Problem to work on: Check each line for the word "goes" and give how many have it. Say nothing else.

-----

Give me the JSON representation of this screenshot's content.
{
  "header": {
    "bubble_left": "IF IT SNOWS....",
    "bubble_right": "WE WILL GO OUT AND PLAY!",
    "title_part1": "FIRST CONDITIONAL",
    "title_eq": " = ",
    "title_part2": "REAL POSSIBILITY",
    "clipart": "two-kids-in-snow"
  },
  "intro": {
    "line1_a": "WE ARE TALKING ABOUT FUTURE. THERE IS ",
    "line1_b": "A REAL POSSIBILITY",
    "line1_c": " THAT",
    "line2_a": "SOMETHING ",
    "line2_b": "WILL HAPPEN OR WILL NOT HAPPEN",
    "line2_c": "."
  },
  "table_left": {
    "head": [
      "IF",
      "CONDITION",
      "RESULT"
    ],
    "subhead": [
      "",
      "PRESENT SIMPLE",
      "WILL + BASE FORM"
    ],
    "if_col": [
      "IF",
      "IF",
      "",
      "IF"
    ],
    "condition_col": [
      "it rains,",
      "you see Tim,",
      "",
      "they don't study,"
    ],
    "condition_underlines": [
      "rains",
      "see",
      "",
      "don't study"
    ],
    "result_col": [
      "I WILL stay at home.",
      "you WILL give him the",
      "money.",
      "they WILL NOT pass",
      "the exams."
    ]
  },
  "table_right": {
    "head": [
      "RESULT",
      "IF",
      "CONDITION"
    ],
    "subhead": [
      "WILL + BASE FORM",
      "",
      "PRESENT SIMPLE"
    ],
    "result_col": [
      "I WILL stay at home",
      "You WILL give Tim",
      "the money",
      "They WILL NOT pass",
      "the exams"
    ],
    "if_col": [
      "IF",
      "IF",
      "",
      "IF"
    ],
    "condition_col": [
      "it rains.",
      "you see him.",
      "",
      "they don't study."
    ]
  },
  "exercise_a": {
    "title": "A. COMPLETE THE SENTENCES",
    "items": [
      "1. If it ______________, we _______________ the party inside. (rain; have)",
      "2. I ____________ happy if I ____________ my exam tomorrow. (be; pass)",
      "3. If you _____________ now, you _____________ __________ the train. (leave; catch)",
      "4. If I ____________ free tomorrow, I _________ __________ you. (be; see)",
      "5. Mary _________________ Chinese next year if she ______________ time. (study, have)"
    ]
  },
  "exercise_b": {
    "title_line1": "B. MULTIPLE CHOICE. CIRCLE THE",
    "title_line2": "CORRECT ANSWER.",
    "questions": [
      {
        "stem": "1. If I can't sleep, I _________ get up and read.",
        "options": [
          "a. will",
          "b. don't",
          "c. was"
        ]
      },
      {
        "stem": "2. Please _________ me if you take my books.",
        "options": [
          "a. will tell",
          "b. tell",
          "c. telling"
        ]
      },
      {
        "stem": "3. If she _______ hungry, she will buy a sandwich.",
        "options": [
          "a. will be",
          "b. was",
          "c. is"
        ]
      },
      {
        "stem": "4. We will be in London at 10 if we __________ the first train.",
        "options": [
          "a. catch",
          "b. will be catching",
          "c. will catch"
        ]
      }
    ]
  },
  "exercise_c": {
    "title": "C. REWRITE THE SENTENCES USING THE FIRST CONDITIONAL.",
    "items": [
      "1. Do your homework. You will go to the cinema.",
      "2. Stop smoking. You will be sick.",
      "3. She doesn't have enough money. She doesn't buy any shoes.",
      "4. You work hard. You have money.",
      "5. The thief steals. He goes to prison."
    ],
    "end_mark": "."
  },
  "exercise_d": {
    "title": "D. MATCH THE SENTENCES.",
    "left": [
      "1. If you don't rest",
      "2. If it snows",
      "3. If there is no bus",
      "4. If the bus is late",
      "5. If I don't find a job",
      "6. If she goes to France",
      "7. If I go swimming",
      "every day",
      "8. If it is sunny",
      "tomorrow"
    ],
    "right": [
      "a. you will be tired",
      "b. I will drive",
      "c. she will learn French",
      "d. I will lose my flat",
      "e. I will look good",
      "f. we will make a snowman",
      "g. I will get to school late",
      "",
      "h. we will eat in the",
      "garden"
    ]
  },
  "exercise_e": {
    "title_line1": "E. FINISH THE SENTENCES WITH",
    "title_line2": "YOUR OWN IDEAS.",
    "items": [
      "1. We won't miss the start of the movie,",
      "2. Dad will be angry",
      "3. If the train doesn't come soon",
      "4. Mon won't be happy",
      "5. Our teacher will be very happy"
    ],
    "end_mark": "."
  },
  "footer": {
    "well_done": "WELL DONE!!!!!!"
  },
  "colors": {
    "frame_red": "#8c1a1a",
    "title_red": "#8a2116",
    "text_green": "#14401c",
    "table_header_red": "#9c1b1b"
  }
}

-----

Expected answer: 2